List the lines of this listing that hold the word "juros".
==========
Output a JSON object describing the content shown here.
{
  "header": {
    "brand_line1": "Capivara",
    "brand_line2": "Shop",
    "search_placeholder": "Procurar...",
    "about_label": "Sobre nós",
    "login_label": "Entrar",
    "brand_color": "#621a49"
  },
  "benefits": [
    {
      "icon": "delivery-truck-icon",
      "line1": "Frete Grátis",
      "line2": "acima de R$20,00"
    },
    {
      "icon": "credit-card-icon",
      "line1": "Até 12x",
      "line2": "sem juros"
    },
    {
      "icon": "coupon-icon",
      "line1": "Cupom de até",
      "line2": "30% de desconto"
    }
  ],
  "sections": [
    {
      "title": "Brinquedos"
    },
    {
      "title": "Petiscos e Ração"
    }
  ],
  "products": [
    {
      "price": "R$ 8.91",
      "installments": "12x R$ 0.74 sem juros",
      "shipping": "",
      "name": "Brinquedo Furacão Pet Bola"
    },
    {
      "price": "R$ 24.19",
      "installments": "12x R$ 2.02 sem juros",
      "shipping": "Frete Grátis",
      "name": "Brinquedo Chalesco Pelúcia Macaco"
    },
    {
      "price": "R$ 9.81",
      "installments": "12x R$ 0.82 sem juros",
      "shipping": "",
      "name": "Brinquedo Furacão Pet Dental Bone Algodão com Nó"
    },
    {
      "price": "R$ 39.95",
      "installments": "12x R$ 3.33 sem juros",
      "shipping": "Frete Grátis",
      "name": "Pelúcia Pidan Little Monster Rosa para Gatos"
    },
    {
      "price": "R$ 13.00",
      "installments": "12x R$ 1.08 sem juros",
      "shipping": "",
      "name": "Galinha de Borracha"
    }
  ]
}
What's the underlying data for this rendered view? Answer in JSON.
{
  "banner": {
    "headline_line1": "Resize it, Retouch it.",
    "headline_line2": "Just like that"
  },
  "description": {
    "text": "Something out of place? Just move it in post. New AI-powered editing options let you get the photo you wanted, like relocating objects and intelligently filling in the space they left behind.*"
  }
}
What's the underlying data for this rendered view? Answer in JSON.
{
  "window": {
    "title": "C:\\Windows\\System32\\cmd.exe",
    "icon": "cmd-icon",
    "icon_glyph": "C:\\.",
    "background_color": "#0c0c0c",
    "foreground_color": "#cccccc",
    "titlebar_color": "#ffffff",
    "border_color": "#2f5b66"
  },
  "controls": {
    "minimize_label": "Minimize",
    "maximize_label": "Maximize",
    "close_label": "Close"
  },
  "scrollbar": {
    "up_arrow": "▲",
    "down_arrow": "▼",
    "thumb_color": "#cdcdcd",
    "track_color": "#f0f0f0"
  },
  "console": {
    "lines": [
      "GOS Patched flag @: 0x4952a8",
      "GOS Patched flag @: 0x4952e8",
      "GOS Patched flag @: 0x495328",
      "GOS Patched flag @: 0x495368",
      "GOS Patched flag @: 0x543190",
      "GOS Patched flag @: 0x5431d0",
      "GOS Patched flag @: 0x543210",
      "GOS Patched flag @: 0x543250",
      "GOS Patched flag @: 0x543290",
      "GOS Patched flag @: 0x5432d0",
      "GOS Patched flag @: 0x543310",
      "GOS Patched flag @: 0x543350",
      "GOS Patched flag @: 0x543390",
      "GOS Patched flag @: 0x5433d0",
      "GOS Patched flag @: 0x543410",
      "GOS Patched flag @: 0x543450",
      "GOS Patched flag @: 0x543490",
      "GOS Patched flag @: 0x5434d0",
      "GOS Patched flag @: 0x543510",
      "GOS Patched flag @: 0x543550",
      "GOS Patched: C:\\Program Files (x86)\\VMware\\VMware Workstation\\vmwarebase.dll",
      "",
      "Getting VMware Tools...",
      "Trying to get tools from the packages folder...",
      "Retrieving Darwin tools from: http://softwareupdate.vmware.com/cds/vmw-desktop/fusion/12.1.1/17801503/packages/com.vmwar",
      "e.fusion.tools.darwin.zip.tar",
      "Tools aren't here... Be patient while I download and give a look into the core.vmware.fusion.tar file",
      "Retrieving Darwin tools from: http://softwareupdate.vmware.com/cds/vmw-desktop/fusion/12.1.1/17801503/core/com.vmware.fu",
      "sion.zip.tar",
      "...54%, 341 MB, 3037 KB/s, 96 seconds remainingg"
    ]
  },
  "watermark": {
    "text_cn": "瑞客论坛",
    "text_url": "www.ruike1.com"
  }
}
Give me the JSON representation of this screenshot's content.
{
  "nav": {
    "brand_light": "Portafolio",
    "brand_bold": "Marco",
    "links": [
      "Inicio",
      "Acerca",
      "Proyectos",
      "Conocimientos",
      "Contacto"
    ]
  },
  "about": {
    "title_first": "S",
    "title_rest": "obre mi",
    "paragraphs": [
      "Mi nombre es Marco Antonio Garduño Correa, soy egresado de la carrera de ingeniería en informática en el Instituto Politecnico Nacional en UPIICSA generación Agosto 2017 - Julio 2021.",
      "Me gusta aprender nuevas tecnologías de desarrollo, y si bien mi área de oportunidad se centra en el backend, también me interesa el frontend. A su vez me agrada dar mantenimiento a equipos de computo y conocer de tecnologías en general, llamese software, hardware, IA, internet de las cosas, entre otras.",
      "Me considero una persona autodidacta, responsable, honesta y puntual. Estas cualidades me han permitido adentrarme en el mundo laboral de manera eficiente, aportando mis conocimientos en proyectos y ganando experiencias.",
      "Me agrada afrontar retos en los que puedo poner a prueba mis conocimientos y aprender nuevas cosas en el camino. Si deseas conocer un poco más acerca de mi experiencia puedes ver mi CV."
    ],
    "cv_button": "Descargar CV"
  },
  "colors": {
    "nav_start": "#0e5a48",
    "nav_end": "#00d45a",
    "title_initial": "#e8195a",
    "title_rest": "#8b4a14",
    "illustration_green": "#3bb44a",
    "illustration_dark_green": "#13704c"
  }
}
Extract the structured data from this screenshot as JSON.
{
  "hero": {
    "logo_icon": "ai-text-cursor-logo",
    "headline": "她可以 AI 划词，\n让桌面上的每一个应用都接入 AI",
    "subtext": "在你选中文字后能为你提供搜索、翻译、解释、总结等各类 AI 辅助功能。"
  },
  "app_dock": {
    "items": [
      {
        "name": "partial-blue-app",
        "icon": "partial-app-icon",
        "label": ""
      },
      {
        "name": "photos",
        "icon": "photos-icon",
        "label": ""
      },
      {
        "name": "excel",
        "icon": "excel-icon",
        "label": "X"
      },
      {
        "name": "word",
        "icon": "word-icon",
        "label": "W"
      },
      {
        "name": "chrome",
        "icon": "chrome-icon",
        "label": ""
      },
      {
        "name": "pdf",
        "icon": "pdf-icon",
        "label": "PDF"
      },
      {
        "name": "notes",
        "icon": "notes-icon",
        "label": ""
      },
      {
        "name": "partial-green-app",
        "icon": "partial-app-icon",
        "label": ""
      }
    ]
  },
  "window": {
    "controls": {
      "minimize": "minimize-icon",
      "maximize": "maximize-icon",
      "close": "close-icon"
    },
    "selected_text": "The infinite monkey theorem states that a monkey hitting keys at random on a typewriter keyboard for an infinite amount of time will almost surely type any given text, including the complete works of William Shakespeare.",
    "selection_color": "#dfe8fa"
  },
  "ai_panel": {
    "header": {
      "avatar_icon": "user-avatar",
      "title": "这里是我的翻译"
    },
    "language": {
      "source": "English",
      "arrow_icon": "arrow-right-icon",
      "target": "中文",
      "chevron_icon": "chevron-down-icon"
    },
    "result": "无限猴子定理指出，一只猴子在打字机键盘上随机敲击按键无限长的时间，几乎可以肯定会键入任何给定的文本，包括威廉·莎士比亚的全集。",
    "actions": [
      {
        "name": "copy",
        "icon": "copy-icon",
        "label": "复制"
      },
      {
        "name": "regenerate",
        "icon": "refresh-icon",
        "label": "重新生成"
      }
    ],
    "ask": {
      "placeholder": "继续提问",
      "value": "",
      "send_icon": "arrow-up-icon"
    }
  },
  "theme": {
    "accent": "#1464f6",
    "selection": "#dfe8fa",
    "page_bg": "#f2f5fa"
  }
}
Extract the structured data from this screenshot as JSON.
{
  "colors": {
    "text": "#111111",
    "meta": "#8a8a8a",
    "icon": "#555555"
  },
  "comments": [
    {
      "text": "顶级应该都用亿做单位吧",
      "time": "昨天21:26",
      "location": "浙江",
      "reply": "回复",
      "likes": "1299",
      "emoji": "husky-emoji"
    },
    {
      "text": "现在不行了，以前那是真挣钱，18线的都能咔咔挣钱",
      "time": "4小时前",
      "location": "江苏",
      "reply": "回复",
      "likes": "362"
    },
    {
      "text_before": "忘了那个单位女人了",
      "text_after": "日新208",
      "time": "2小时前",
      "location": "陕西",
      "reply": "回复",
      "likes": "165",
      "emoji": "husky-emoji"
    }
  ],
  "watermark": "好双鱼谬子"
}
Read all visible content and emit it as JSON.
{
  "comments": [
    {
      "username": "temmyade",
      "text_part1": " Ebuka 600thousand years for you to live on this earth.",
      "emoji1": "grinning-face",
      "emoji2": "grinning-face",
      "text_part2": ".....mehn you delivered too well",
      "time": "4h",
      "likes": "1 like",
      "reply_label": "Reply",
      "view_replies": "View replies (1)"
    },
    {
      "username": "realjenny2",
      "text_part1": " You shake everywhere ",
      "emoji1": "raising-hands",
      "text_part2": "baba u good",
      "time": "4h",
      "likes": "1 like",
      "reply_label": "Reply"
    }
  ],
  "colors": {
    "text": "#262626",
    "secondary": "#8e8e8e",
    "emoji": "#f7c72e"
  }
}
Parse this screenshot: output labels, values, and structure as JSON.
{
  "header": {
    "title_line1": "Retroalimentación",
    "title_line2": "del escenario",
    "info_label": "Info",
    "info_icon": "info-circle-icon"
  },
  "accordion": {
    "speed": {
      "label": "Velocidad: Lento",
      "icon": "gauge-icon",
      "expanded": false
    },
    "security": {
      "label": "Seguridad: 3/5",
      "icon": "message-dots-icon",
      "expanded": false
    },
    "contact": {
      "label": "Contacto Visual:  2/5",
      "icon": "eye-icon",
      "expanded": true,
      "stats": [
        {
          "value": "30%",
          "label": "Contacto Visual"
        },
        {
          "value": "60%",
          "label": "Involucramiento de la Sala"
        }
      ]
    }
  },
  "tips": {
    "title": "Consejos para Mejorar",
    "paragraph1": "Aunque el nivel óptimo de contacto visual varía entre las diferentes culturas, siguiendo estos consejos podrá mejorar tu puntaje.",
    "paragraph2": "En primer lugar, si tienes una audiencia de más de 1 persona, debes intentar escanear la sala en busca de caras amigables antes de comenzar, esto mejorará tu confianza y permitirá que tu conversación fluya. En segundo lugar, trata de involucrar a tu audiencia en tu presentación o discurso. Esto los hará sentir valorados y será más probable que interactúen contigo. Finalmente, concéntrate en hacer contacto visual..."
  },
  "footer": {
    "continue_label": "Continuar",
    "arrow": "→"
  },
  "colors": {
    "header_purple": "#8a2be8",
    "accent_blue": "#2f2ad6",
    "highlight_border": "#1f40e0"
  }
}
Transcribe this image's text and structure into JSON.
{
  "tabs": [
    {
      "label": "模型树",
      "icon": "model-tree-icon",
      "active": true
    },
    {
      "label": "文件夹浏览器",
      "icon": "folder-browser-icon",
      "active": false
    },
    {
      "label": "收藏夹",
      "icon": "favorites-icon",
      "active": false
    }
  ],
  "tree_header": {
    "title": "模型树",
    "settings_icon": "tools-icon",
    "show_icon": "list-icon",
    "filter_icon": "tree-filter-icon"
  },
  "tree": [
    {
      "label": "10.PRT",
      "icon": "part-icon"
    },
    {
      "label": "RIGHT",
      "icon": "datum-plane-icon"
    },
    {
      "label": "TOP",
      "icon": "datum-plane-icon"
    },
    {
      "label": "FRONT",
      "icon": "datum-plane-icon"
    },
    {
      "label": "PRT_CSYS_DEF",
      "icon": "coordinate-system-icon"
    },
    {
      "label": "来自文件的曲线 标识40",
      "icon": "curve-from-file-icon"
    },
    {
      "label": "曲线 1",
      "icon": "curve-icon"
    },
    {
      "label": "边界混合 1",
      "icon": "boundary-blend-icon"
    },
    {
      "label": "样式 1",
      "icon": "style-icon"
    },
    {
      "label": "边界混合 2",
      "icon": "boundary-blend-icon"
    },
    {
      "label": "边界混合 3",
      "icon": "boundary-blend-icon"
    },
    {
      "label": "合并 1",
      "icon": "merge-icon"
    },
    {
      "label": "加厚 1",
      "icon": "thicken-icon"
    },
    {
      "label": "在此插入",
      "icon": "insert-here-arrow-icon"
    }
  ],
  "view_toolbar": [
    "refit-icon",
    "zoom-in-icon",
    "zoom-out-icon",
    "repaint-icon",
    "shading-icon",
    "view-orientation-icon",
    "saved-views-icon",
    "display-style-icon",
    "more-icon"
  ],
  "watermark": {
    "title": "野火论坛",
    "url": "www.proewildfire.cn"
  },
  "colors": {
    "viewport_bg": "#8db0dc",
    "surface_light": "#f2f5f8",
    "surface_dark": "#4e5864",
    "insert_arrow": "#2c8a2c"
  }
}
==========
◆ **EXPECTED ANSWER**:
      "line2": "sem juros"
      "installments": "12x R$ 0.74 sem juros",
      "installments": "12x R$ 2.02 sem juros",
      "installments": "12x R$ 0.82 sem juros",
      "installments": "12x R$ 3.33 sem juros",
      "installments": "12x R$ 1.08 sem juros",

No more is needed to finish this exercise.